## Records for the exercise:
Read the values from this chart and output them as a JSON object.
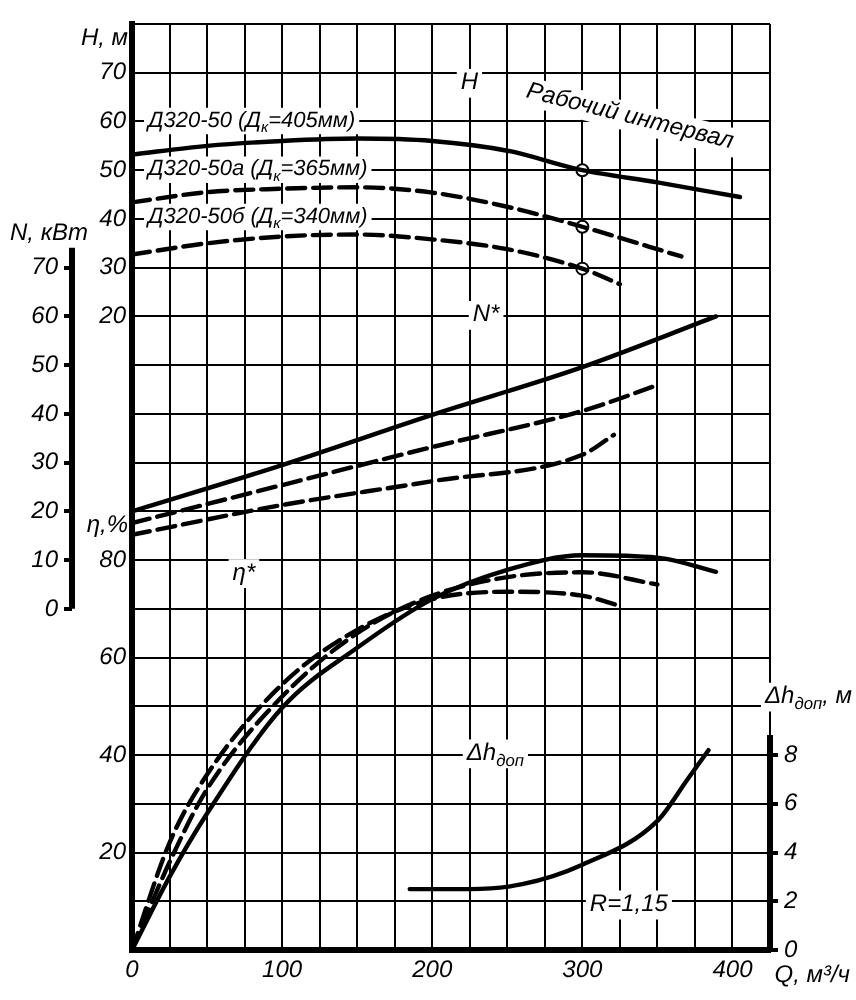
{
  "chart_data": [
    {
      "type": "line",
      "xlabel": "Q, м³/ч",
      "ylabel": "η,%",
      "y2label": "Δh$_{доп}$, м",
      "xlim": [
        0,
        425
      ],
      "xticks": [
        0,
        {
          "value": 25,
          "label": null
        },
        {
          "value": 50,
          "label": null
        },
        {
          "value": 75,
          "label": null
        },
        100,
        {
          "value": 125,
          "label": null
        },
        {
          "value": 150,
          "label": null
        },
        {
          "value": 175,
          "label": null
        },
        200,
        {
          "value": 225,
          "label": null
        },
        {
          "value": 250,
          "label": null
        },
        {
          "value": 275,
          "label": null
        },
        300,
        {
          "value": 325,
          "label": null
        },
        {
          "value": 350,
          "label": null
        },
        {
          "value": 375,
          "label": null
        },
        400,
        {
          "value": 425,
          "label": null
        }
      ],
      "ylim": [
        0,
        190
      ],
      "yticks": [
        {
          "value": 0,
          "label": null
        },
        {
          "value": 10,
          "label": null
        },
        20,
        {
          "value": 30,
          "label": null
        },
        40,
        {
          "value": 50,
          "label": null
        },
        60,
        {
          "value": 70,
          "label": null
        },
        80,
        {
          "value": 90,
          "label": null
        },
        {
          "value": 100,
          "label": null
        },
        {
          "value": 110,
          "label": null
        },
        {
          "value": 120,
          "label": null
        },
        {
          "value": 130,
          "label": null
        },
        {
          "value": 140,
          "label": null
        },
        {
          "value": 150,
          "label": null
        },
        {
          "value": 160,
          "label": null
        },
        {
          "value": 170,
          "label": null
        },
        {
          "value": 180,
          "label": null
        },
        {
          "value": 190,
          "label": null
        }
      ],
      "y2lim": [
        0,
        38
      ],
      "y2ticks": [
        0,
        2,
        4,
        6,
        8
      ],
      "grid": true,
      "legend": false,
      "marker": "none",
      "annotations": [
        "H",
        "Рабочий интервал",
        "N*",
        "η*",
        "Δh$_{доп}$",
        "R=1,15"
      ],
      "series": [
        {
          "color": "#000000",
          "line_style": "solid",
          "x": [
            0,
            25,
            50,
            100,
            150,
            200,
            250,
            300,
            350,
            389
          ],
          "values": [
            0,
            15,
            28,
            49.7,
            62,
            72,
            78,
            81,
            80.5,
            77.6
          ]
        },
        {
          "color": "#000000",
          "line_style": "dashed",
          "x": [
            0,
            25,
            50,
            100,
            150,
            200,
            250,
            300,
            350
          ],
          "values": [
            0,
            18,
            33,
            52,
            65,
            72.7,
            76.5,
            77.5,
            75
          ]
        },
        {
          "color": "#000000",
          "line_style": "dashed",
          "x": [
            0,
            25,
            50,
            100,
            150,
            200,
            250,
            300,
            325
          ],
          "values": [
            0,
            22,
            36,
            54.5,
            65.7,
            72,
            73.5,
            72.7,
            70.6
          ]
        },
        {
          "color": "#000000",
          "axis": "y2",
          "line_style": "solid",
          "x": [
            185,
            225,
            260,
            300,
            350,
            370,
            384
          ],
          "values": [
            2.5,
            2.5,
            2.7,
            3.5,
            5.3,
            7,
            8.2
          ]
        }
      ]
    },
    {
      "type": "line",
      "ylabel": "H, м",
      "y2label": "N, кВт",
      "tick_labels": "y",
      "xlim": [
        0,
        425
      ],
      "ylim": [
        -110,
        80
      ],
      "yticks": [
        20,
        30,
        40,
        50,
        60,
        70
      ],
      "y2lim": [
        -70,
        120
      ],
      "y2ticks": [
        0,
        10,
        20,
        30,
        40,
        50,
        60,
        70
      ],
      "legend": false,
      "marker": "none",
      "series": [
        {
          "name": "Д320-50 (Д$_{к}$=405мм)",
          "color": "#000000",
          "line_style": "solid",
          "x": [
            0,
            50,
            100,
            150,
            200,
            250,
            300,
            350,
            405
          ],
          "values": [
            53.2,
            55,
            56,
            56.5,
            56,
            54,
            50,
            47.5,
            44.5
          ]
        },
        {
          "name": "Д320-50а (Д$_{к}$=365мм)",
          "color": "#000000",
          "line_style": "dashed",
          "x": [
            0,
            50,
            100,
            150,
            200,
            250,
            300,
            366
          ],
          "values": [
            43.4,
            45.5,
            46.2,
            46.5,
            45.4,
            42.5,
            38.4,
            32.3
          ]
        },
        {
          "name": "Д320-50б (Д$_{к}$=340мм)",
          "color": "#000000",
          "line_style": "dashed",
          "x": [
            0,
            50,
            100,
            150,
            200,
            250,
            300,
            325
          ],
          "values": [
            32.7,
            35,
            36.4,
            36.8,
            35.8,
            33.8,
            29.8,
            26.6
          ]
        },
        {
          "color": "#000000",
          "axis": "y2",
          "line_style": "solid",
          "x": [
            0,
            100,
            200,
            300,
            389
          ],
          "values": [
            20,
            29.5,
            39.8,
            49.6,
            60
          ]
        },
        {
          "color": "#000000",
          "axis": "y2",
          "line_style": "dashed",
          "x": [
            0,
            100,
            200,
            300,
            350
          ],
          "values": [
            17.6,
            25.4,
            33.2,
            40.6,
            45.9
          ]
        },
        {
          "color": "#000000",
          "axis": "y2",
          "line_style": "dashed",
          "x": [
            0,
            100,
            200,
            300,
            321
          ],
          "values": [
            15.2,
            21.3,
            26.2,
            31.6,
            35.7
          ]
        },
        {
          "type": "scatter",
          "color": "#000000",
          "marker": "circle",
          "x": [
            300,
            300,
            300
          ],
          "values": [
            50,
            38.4,
            29.8
          ]
        }
      ]
    }
  ]
}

## The request:
All of the entries above should be copied exactly, except for the pictures.

## Exercise answer:
Read the values from this chart and output them as a JSON object.
{
  "chart_data": [
    {
      "type": "line",
      "xlabel": "Q, м³/ч",
      "ylabel": "η,%",
      "y2label": "Δh$_{доп}$, м",
      "xlim": [
        0,
        425
      ],
      "xticks": [
        0,
        {
          "value": 25,
          "label": null
        },
        {
          "value": 50,
          "label": null
        },
        {
          "value": 75,
          "label": null
        },
        100,
        {
          "value": 125,
          "label": null
        },
        {
          "value": 150,
          "label": null
        },
        {
          "value": 175,
          "label": null
        },
        200,
        {
          "value": 225,
          "label": null
        },
        {
          "value": 250,
          "label": null
        },
        {
          "value": 275,
          "label": null
        },
        300,
        {
          "value": 325,
          "label": null
        },
        {
          "value": 350,
          "label": null
        },
        {
          "value": 375,
          "label": null
        },
        400,
        {
          "value": 425,
          "label": null
        }
      ],
      "ylim": [
        0,
        190
      ],
      "yticks": [
        {
          "value": 0,
          "label": null
        },
        {
          "value": 10,
          "label": null
        },
        20,
        {
          "value": 30,
          "label": null
        },
        40,
        {
          "value": 50,
          "label": null
        },
        60,
        {
          "value": 70,
          "label": null
        },
        80,
        {
          "value": 90,
          "label": null
        },
        {
          "value": 100,
          "label": null
        },
        {
          "value": 110,
          "label": null
        },
        {
          "value": 120,
          "label": null
        },
        {
          "value": 130,
          "label": null
        },
        {
          "value": 140,
          "label": null
        },
        {
          "value": 150,
          "label": null
        },
        {
          "value": 160,
          "label": null
        },
        {
          "value": 170,
          "label": null
        },
        {
          "value": 180,
          "label": null
        },
        {
          "value": 190,
          "label": null
        }
      ],
      "y2lim": [
        0,
        38
      ],
      "y2ticks": [
        0,
        2,
        4,
        6,
        8
      ],
      "grid": true,
      "legend": false,
      "marker": "none",
      "annotations": [
        "H",
        "Рабочий интервал",
        "N*",
        "η*",
        "Δh$_{доп}$",
        "R=1,15"
      ],
      "series": [
        {
          "color": "#000000",
          "line_style": "solid",
          "x": [
            0,
            25,
            50,
            100,
            150,
            200,
            250,
            300,
            350,
            389
          ],
          "values": [
            0,
            15,
            28,
            49.7,
            62,
            72,
            78,
            81,
            80.5,
            77.6
          ]
        },
        {
          "color": "#000000",
          "line_style": "dashed",
          "x": [
            0,
            25,
            50,
            100,
            150,
            200,
            250,
            300,
            350
          ],
          "values": [
            0,
            18,
            33,
            52,
            65,
            72.7,
            76.5,
            77.5,
            75
          ]
        },
        {
          "color": "#000000",
          "line_style": "dashed",
          "x": [
            0,
            25,
            50,
            100,
            150,
            200,
            250,
            300,
            325
          ],
          "values": [
            0,
            22,
            36,
            54.5,
            65.7,
            72,
            73.5,
            72.7,
            70.6
          ]
        },
        {
          "color": "#000000",
          "axis": "y2",
          "line_style": "solid",
          "x": [
            185,
            225,
            260,
            300,
            350,
            370,
            384
          ],
          "values": [
            2.5,
            2.5,
            2.7,
            3.5,
            5.3,
            7,
            8.2
          ]
        }
      ]
    },
    {
      "type": "line",
      "ylabel": "H, м",
      "y2label": "N, кВт",
      "tick_labels": "y",
      "xlim": [
        0,
        425
      ],
      "ylim": [
        -110,
        80
      ],
      "yticks": [
        20,
        30,
        40,
        50,
        60,
        70
      ],
      "y2lim": [
        -70,
        120
      ],
      "y2ticks": [
        0,
        10,
        20,
        30,
        40,
        50,
        60,
        70
      ],
      "legend": false,
      "marker": "none",
      "series": [
        {
          "name": "Д320-50 (Д$_{к}$=405мм)",
          "color": "#000000",
          "line_style": "solid",
          "x": [
            0,
            50,
            100,
            150,
            200,
            250,
            300,
            350,
            405
          ],
          "values": [
            53.2,
            55,
            56,
            56.5,
            56,
            54,
            50,
            47.5,
            44.5
          ]
        },
        {
          "name": "Д320-50а (Д$_{к}$=365мм)",
          "color": "#000000",
          "line_style": "dashed",
          "x": [
            0,
            50,
            100,
            150,
            200,
            250,
            300,
            366
          ],
          "values": [
            43.4,
            45.5,
            46.2,
            46.5,
            45.4,
            42.5,
            38.4,
            32.3
          ]
        },
        {
          "name": "Д320-50б (Д$_{к}$=340мм)",
          "color": "#000000",
          "line_style": "dashed",
          "x": [
            0,
            50,
            100,
            150,
            200,
            250,
            300,
            325
          ],
          "values": [
            32.7,
            35,
            36.4,
            36.8,
            35.8,
            33.8,
            29.8,
            26.6
          ]
        },
        {
          "color": "#000000",
          "axis": "y2",
          "line_style": "solid",
          "x": [
            0,
            100,
            200,
            300,
            389
          ],
          "values": [
            20,
            29.5,
            39.8,
            49.6,
            60
          ]
        },
        {
          "color": "#000000",
          "axis": "y2",
          "line_style": "dashed",
          "x": [
            0,
            100,
            200,
            300,
            350
          ],
          "values": [
            17.6,
            25.4,
            33.2,
            40.6,
            45.9
          ]
        },
        {
          "color": "#000000",
          "axis": "y2",
          "line_style": "dashed",
          "x": [
            0,
            100,
            200,
            300,
            321
          ],
          "values": [
            15.2,
            21.3,
            26.2,
            31.6,
            35.7
          ]
        },
        {
          "type": "scatter",
          "color": "#000000",
          "marker": "circle",
          "x": [
            300,
            300,
            300
          ],
          "values": [
            50,
            38.4,
            29.8
          ]
        }
      ]
    }
  ]
}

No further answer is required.